#### [TASK BRIEF]
Output the full material exactly as it appears here.

[Stored items]
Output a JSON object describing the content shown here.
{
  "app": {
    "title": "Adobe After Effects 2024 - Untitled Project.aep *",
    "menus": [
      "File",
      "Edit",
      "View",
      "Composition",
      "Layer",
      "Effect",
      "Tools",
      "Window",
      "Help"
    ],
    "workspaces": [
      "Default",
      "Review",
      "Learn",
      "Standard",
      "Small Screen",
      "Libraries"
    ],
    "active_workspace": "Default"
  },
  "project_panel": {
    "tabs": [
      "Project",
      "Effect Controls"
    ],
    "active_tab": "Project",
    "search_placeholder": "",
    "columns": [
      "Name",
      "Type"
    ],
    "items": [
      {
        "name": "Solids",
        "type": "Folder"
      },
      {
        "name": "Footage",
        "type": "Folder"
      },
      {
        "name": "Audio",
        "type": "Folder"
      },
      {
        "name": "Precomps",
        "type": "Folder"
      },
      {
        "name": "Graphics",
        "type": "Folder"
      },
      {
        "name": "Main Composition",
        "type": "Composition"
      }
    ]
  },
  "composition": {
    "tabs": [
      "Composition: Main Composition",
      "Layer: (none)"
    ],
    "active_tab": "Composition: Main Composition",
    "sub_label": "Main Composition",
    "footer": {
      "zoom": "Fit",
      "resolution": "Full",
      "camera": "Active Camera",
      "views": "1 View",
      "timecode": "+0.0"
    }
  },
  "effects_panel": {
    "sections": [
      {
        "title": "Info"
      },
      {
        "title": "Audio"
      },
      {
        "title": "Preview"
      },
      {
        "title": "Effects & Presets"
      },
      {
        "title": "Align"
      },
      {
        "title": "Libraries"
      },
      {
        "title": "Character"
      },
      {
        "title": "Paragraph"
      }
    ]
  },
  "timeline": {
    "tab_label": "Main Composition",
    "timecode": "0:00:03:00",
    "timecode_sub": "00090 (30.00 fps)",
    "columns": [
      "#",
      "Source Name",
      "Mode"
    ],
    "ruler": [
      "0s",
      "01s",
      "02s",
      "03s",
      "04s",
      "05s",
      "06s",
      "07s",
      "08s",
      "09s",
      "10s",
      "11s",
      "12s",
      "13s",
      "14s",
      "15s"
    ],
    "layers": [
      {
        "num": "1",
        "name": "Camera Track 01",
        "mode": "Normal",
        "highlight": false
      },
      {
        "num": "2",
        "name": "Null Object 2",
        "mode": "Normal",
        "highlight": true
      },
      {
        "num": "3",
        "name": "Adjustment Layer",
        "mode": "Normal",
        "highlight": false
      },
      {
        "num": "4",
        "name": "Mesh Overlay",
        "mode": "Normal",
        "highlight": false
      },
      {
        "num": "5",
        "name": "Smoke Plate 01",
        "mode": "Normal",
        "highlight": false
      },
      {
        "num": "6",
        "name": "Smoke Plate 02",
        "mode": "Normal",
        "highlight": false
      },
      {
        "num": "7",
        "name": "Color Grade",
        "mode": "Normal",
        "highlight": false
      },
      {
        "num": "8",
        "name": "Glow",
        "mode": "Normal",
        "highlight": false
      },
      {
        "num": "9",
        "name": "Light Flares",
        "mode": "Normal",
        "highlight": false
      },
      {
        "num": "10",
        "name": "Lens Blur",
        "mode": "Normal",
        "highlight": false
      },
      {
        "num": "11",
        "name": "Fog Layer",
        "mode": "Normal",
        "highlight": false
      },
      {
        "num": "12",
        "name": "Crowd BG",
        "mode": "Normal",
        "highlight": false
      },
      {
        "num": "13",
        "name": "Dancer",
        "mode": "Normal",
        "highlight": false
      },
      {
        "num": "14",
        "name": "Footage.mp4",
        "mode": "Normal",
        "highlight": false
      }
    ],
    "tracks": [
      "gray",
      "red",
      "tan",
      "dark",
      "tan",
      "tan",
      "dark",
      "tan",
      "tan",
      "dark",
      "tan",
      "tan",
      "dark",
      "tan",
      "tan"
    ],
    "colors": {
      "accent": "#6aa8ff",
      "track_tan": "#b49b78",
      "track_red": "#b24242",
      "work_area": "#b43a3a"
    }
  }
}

#### [TASK RESULT]
Output a JSON object describing the content shown here.
{
  "app": {
    "title": "Adobe After Effects 2024 - Untitled Project.aep *",
    "menus": [
      "File",
      "Edit",
      "View",
      "Composition",
      "Layer",
      "Effect",
      "Tools",
      "Window",
      "Help"
    ],
    "workspaces": [
      "Default",
      "Review",
      "Learn",
      "Standard",
      "Small Screen",
      "Libraries"
    ],
    "active_workspace": "Default"
  },
  "project_panel": {
    "tabs": [
      "Project",
      "Effect Controls"
    ],
    "active_tab": "Project",
    "search_placeholder": "",
    "columns": [
      "Name",
      "Type"
    ],
    "items": [
      {
        "name": "Solids",
        "type": "Folder"
      },
      {
        "name": "Footage",
        "type": "Folder"
      },
      {
        "name": "Audio",
        "type": "Folder"
      },
      {
        "name": "Precomps",
        "type": "Folder"
      },
      {
        "name": "Graphics",
        "type": "Folder"
      },
      {
        "name": "Main Composition",
        "type": "Composition"
      }
    ]
  },
  "composition": {
    "tabs": [
      "Composition: Main Composition",
      "Layer: (none)"
    ],
    "active_tab": "Composition: Main Composition",
    "sub_label": "Main Composition",
    "footer": {
      "zoom": "Fit",
      "resolution": "Full",
      "camera": "Active Camera",
      "views": "1 View",
      "timecode": "+0.0"
    }
  },
  "effects_panel": {
    "sections": [
      {
        "title": "Info"
      },
      {
        "title": "Audio"
      },
      {
        "title": "Preview"
      },
      {
        "title": "Effects & Presets"
      },
      {
        "title": "Align"
      },
      {
        "title": "Libraries"
      },
      {
        "title": "Character"
      },
      {
        "title": "Paragraph"
      }
    ]
  },
  "timeline": {
    "tab_label": "Main Composition",
    "timecode": "0:00:03:00",
    "timecode_sub": "00090 (30.00 fps)",
    "columns": [
      "#",
      "Source Name",
      "Mode"
    ],
    "ruler": [
      "0s",
      "01s",
      "02s",
      "03s",
      "04s",
      "05s",
      "06s",
      "07s",
      "08s",
      "09s",
      "10s",
      "11s",
      "12s",
      "13s",
      "14s",
      "15s"
    ],
    "layers": [
      {
        "num": "1",
        "name": "Camera Track 01",
        "mode": "Normal",
        "highlight": false
      },
      {
        "num": "2",
        "name": "Null Object 2",
        "mode": "Normal",
        "highlight": true
      },
      {
        "num": "3",
        "name": "Adjustment Layer",
        "mode": "Normal",
        "highlight": false
      },
      {
        "num": "4",
        "name": "Mesh Overlay",
        "mode": "Normal",
        "highlight": false
      },
      {
        "num": "5",
        "name": "Smoke Plate 01",
        "mode": "Normal",
        "highlight": false
      },
      {
        "num": "6",
        "name": "Smoke Plate 02",
        "mode": "Normal",
        "highlight": false
      },
      {
        "num": "7",
        "name": "Color Grade",
        "mode": "Normal",
        "highlight": false
      },
      {
        "num": "8",
        "name": "Glow",
        "mode": "Normal",
        "highlight": false
      },
      {
        "num": "9",
        "name": "Light Flares",
        "mode": "Normal",
        "highlight": false
      },
      {
        "num": "10",
        "name": "Lens Blur",
        "mode": "Normal",
        "highlight": false
      },
      {
        "num": "11",
        "name": "Fog Layer",
        "mode": "Normal",
        "highlight": false
      },
      {
        "num": "12",
        "name": "Crowd BG",
        "mode": "Normal",
        "highlight": false
      },
      {
        "num": "13",
        "name": "Dancer",
        "mode": "Normal",
        "highlight": false
      },
      {
        "num": "14",
        "name": "Footage.mp4",
        "mode": "Normal",
        "highlight": false
      }
    ],
    "tracks": [
      "gray",
      "red",
      "tan",
      "dark",
      "tan",
      "tan",
      "dark",
      "tan",
      "tan",
      "dark",
      "tan",
      "tan",
      "dark",
      "tan",
      "tan"
    ],
    "colors": {
      "accent": "#6aa8ff",
      "track_tan": "#b49b78",
      "track_red": "#b24242",
      "work_area": "#b43a3a"
    }
  }
}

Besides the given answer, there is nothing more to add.